Exercise brief: Reproduce all the entries exactly.

Data lines:
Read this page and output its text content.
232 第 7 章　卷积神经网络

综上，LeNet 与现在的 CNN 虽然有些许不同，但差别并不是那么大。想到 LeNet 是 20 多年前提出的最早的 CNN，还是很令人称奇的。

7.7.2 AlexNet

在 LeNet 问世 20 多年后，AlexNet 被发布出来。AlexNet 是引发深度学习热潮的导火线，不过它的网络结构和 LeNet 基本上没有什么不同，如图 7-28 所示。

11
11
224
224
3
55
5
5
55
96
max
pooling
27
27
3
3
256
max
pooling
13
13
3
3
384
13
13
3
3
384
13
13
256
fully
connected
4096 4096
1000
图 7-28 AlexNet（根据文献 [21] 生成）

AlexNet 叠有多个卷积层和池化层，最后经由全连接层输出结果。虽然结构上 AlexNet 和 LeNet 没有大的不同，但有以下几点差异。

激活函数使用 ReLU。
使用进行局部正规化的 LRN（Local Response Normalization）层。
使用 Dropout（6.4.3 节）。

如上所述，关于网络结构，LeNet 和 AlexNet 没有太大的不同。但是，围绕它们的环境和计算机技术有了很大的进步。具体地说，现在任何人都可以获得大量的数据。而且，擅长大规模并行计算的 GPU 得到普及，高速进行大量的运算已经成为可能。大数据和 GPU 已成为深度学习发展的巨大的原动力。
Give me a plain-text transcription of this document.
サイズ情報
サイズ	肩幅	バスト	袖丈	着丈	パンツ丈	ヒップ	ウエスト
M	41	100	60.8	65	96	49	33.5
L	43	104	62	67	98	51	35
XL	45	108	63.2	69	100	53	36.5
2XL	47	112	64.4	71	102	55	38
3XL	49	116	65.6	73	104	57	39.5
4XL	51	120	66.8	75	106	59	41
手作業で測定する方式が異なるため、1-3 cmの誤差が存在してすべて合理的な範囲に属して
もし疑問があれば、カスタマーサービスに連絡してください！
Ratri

Complete answer:
Read this page and output its text content.
232 第 7 章　卷积神经网络

综上，LeNet 与现在的 CNN 虽然有些许不同，但差别并不是那么大。想到 LeNet 是 20 多年前提出的最早的 CNN，还是很令人称奇的。

7.7.2 AlexNet

在 LeNet 问世 20 多年后，AlexNet 被发布出来。AlexNet 是引发深度学习热潮的导火线，不过它的网络结构和 LeNet 基本上没有什么不同，如图 7-28 所示。

11
11
224
224
3
55
5
5
55
96
max
pooling
27
27
3
3
256
max
pooling
13
13
3
3
384
13
13
3
3
384
13
13
256
fully
connected
4096 4096
1000
图 7-28 AlexNet（根据文献 [21] 生成）

AlexNet 叠有多个卷积层和池化层，最后经由全连接层输出结果。虽然结构上 AlexNet 和 LeNet 没有大的不同，但有以下几点差异。

激活函数使用 ReLU。
使用进行局部正规化的 LRN（Local Response Normalization）层。
使用 Dropout（6.4.3 节）。

如上所述，关于网络结构，LeNet 和 AlexNet 没有太大的不同。但是，围绕它们的环境和计算机技术有了很大的进步。具体地说，现在任何人都可以获得大量的数据。而且，擅长大规模并行计算的 GPU 得到普及，高速进行大量的运算已经成为可能。大数据和 GPU 已成为深度学习发展的巨大的原动力。
Give me a plain-text transcription of this document.
サイズ情報
サイズ	肩幅	バスト	袖丈	着丈	パンツ丈	ヒップ	ウエスト
M	41	100	60.8	65	96	49	33.5
L	43	104	62	67	98	51	35
XL	45	108	63.2	69	100	53	36.5
2XL	47	112	64.4	71	102	55	38
3XL	49	116	65.6	73	104	57	39.5
4XL	51	120	66.8	75	106	59	41
手作業で測定する方式が異なるため、1-3 cmの誤差が存在してすべて合理的な範囲に属して
もし疑問があれば、カスタマーサービスに連絡してください！
Ratri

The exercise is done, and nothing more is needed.